[Problem requirements]: The required output is a single number: how many lines of the material contain the string "which".

[Listed records]:
=-=-=-=-=

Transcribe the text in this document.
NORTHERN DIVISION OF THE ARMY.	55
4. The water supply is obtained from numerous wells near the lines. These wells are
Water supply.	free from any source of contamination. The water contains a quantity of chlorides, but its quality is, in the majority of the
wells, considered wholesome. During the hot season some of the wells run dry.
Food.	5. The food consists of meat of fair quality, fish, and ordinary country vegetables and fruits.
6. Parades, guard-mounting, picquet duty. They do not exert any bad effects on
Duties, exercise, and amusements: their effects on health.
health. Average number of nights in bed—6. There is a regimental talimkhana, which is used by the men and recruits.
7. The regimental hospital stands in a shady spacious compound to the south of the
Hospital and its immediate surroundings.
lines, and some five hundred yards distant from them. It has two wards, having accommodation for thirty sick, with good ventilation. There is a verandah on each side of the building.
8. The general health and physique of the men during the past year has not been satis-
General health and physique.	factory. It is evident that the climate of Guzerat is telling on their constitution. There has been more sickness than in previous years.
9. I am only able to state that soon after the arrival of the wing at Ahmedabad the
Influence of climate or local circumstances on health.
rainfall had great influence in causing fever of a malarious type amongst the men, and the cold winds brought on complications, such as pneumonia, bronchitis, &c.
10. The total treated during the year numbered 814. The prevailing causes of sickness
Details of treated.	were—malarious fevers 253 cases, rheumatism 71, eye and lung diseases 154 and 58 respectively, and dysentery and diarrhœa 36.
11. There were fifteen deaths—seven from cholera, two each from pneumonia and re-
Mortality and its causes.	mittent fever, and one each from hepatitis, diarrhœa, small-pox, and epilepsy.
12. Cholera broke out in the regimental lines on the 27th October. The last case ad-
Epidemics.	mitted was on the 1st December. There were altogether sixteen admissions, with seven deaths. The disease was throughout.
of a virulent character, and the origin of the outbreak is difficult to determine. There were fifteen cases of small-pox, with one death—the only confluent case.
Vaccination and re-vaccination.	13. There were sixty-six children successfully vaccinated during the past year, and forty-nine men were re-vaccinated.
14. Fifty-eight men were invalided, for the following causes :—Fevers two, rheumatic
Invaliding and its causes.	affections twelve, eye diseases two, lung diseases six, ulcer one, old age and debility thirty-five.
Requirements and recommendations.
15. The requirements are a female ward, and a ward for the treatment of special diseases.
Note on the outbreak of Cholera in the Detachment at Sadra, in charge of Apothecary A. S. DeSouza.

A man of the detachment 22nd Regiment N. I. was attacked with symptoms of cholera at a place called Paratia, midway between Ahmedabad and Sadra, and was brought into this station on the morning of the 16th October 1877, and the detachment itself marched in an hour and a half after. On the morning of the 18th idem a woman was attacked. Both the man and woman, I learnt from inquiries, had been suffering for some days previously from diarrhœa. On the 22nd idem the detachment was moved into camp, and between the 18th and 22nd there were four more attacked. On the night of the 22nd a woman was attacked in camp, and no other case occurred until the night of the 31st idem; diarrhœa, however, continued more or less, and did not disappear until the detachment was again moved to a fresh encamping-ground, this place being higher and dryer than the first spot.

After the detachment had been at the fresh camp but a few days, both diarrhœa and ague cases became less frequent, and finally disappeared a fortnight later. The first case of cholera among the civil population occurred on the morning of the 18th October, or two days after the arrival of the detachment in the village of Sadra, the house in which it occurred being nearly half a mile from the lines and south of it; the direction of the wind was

=-=-=-=-=

[Solved exercise]: 2